_Material for the task_.
══════════
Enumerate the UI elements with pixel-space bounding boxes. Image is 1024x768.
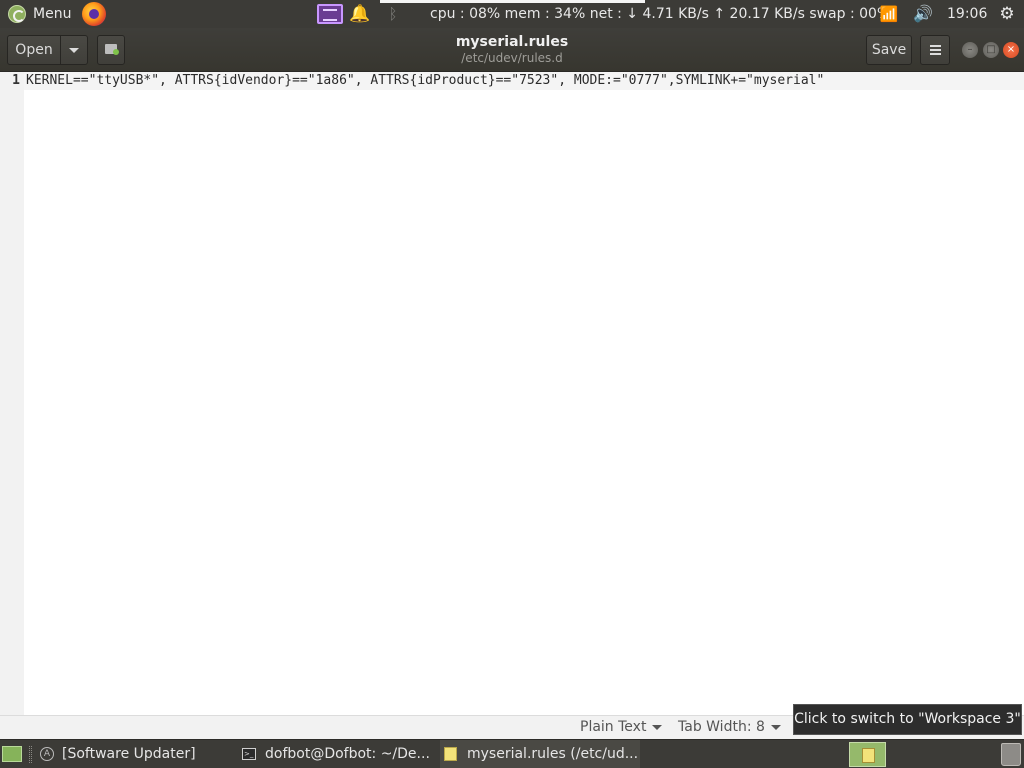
text-editor-view[interactable]: 1 KERNEL=="ttyUSB*", ATTRS{idVendor}=="1… xyxy=(0,72,1024,715)
clock[interactable]: 19:06 xyxy=(947,0,987,28)
taskbar-item-software-updater[interactable]: [Software Updater] xyxy=(62,740,232,768)
hamburger-menu-icon xyxy=(930,45,941,55)
line-number-gutter: 1 xyxy=(0,72,24,715)
language-selector[interactable]: Plain Text xyxy=(580,716,663,739)
taskbar-item-label: myserial.rules (/etc/ud... xyxy=(467,746,639,762)
save-button[interactable]: Save xyxy=(866,35,912,65)
text-editor-icon xyxy=(444,747,457,761)
document-title: myserial.rules xyxy=(455,34,569,50)
line-number: 1 xyxy=(12,73,20,88)
trash-icon[interactable] xyxy=(1001,743,1021,766)
language-label: Plain Text xyxy=(580,719,647,735)
close-icon: × xyxy=(1006,44,1016,55)
ubuntu-mate-logo-icon xyxy=(8,5,26,23)
open-recent-dropdown-button[interactable] xyxy=(60,35,88,65)
bell-icon[interactable]: 🔔 xyxy=(349,0,371,28)
power-icon[interactable]: ⚙ xyxy=(996,0,1018,28)
workspace-3-button[interactable] xyxy=(849,742,886,767)
maximize-button[interactable]: □ xyxy=(983,42,999,58)
show-desktop-icon[interactable] xyxy=(2,746,22,762)
chevron-down-icon xyxy=(69,47,79,53)
tab-width-selector[interactable]: Tab Width: 8 xyxy=(678,716,781,739)
wifi-icon[interactable]: 📶 xyxy=(877,0,901,28)
new-tab-icon xyxy=(105,44,119,55)
chevron-down-icon xyxy=(770,724,781,730)
terminal-icon: >_ xyxy=(242,748,256,760)
main-menu-label: Menu xyxy=(33,6,72,22)
system-monitor-readout[interactable]: cpu : 08% mem : 34% net : ↓ 4.71 KB/s ↑ … xyxy=(430,0,890,28)
tab-width-label: Tab Width: 8 xyxy=(678,719,765,735)
chevron-down-icon xyxy=(652,724,663,730)
panel-handle[interactable] xyxy=(29,746,32,763)
maximize-icon: □ xyxy=(986,44,996,55)
close-button[interactable]: × xyxy=(1003,42,1019,58)
workspace-tooltip: Click to switch to "Workspace 3" xyxy=(793,704,1022,735)
top-panel: Menu 🔔 ᛒ cpu : 08% mem : 34% net : ↓ 4.7… xyxy=(0,0,1024,28)
volume-icon[interactable]: 🔊 xyxy=(911,0,935,28)
workspace-switcher-icon[interactable] xyxy=(317,4,343,24)
taskbar-item-text-editor[interactable]: myserial.rules (/etc/ud... xyxy=(440,740,640,768)
software-updater-icon: A xyxy=(40,747,54,761)
bottom-panel: A [Software Updater] >_ dofbot@Dofbot: ~… xyxy=(0,739,1024,768)
minimize-button[interactable]: – xyxy=(962,42,978,58)
new-document-button[interactable] xyxy=(97,35,125,65)
app-menu-button[interactable] xyxy=(920,35,950,65)
firefox-icon[interactable] xyxy=(82,2,106,26)
open-button[interactable]: Open xyxy=(7,35,61,65)
taskbar-item-terminal[interactable]: >_ dofbot@Dofbot: ~/De... xyxy=(240,740,436,768)
editor-header-bar: Open myserial.rules /etc/udev/rules.d Sa… xyxy=(0,28,1024,72)
bluetooth-icon[interactable]: ᛒ xyxy=(384,0,402,28)
taskbar-item-label: dofbot@Dofbot: ~/De... xyxy=(265,746,430,762)
editor-text-line[interactable]: KERNEL=="ttyUSB*", ATTRS{idVendor}=="1a8… xyxy=(26,72,824,90)
document-path: /etc/udev/rules.d xyxy=(461,51,563,65)
main-menu-button[interactable]: Menu xyxy=(4,0,74,28)
minimize-icon: – xyxy=(967,44,973,55)
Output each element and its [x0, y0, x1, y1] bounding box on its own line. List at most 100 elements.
══════════
_Task to carry out_.
Count the lines of the records above that contain the string "item". Give only that number.

_Written solution_.
5